• **Exercise task**
Please output the lines shown below exactly as they appear.

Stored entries
Begin

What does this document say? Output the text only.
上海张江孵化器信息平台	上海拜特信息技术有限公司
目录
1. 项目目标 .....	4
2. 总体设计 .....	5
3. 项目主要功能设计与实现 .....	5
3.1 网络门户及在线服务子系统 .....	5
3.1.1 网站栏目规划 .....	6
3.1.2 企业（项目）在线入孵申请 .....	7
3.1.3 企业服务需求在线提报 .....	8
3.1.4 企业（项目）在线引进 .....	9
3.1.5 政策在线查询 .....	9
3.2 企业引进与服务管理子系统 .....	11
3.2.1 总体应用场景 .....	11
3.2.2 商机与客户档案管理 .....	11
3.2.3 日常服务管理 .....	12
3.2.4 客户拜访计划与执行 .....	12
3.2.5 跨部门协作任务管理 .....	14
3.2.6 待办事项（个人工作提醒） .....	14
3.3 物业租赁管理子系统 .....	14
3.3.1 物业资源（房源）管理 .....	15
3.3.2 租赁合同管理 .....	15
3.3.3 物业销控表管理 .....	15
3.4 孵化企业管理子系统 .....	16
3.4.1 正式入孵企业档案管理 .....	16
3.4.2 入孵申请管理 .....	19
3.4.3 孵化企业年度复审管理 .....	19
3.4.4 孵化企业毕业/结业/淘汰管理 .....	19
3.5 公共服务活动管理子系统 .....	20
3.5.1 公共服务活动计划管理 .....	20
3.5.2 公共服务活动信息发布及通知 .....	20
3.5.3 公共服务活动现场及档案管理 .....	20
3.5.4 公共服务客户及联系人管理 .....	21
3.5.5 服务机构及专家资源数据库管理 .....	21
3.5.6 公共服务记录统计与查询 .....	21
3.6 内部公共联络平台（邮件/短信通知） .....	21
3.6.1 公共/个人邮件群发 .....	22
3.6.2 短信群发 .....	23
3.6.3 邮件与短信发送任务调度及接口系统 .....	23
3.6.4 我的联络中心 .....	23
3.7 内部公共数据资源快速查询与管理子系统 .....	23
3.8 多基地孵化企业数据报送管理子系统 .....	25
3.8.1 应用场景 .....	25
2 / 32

End

• **Task response**
What does this document say? Output the text only.
上海张江孵化器信息平台	上海拜特信息技术有限公司
目录
1. 项目目标 .....	4
2. 总体设计 .....	5
3. 项目主要功能设计与实现 .....	5
3.1 网络门户及在线服务子系统 .....	5
3.1.1 网站栏目规划 .....	6
3.1.2 企业（项目）在线入孵申请 .....	7
3.1.3 企业服务需求在线提报 .....	8
3.1.4 企业（项目）在线引进 .....	9
3.1.5 政策在线查询 .....	9
3.2 企业引进与服务管理子系统 .....	11
3.2.1 总体应用场景 .....	11
3.2.2 商机与客户档案管理 .....	11
3.2.3 日常服务管理 .....	12
3.2.4 客户拜访计划与执行 .....	12
3.2.5 跨部门协作任务管理 .....	14
3.2.6 待办事项（个人工作提醒） .....	14
3.3 物业租赁管理子系统 .....	14
3.3.1 物业资源（房源）管理 .....	15
3.3.2 租赁合同管理 .....	15
3.3.3 物业销控表管理 .....	15
3.4 孵化企业管理子系统 .....	16
3.4.1 正式入孵企业档案管理 .....	16
3.4.2 入孵申请管理 .....	19
3.4.3 孵化企业年度复审管理 .....	19
3.4.4 孵化企业毕业/结业/淘汰管理 .....	19
3.5 公共服务活动管理子系统 .....	20
3.5.1 公共服务活动计划管理 .....	20
3.5.2 公共服务活动信息发布及通知 .....	20
3.5.3 公共服务活动现场及档案管理 .....	20
3.5.4 公共服务客户及联系人管理 .....	21
3.5.5 服务机构及专家资源数据库管理 .....	21
3.5.6 公共服务记录统计与查询 .....	21
3.6 内部公共联络平台（邮件/短信通知） .....	21
3.6.1 公共/个人邮件群发 .....	22
3.6.2 短信群发 .....	23
3.6.3 邮件与短信发送任务调度及接口系统 .....	23
3.6.4 我的联络中心 .....	23
3.7 内部公共数据资源快速查询与管理子系统 .....	23
3.8 多基地孵化企业数据报送管理子系统 .....	25
3.8.1 应用场景 .....	25
2 / 32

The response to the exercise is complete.